**Raw data**

··········

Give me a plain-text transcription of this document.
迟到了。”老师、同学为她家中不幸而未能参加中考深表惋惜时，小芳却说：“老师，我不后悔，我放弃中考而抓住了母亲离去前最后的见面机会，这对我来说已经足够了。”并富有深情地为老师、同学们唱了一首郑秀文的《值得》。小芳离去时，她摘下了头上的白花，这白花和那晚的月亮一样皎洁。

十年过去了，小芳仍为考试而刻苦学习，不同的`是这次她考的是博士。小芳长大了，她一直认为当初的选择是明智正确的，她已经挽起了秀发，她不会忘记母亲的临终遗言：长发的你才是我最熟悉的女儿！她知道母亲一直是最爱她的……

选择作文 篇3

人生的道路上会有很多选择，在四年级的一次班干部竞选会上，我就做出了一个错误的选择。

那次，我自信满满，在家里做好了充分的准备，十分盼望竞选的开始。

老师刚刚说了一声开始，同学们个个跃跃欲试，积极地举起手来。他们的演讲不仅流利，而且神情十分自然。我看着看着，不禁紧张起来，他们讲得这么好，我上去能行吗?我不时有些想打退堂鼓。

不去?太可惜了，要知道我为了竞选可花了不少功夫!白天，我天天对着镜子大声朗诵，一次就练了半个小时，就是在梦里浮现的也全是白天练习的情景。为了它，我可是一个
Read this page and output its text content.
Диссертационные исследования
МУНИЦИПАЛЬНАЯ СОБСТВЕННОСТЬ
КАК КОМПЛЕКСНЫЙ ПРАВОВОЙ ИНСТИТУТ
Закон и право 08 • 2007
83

··········

**Instructions to follow**
Count how many lines of the data include the word "text". Your reply should be that number alone.

**Solved exercise**
2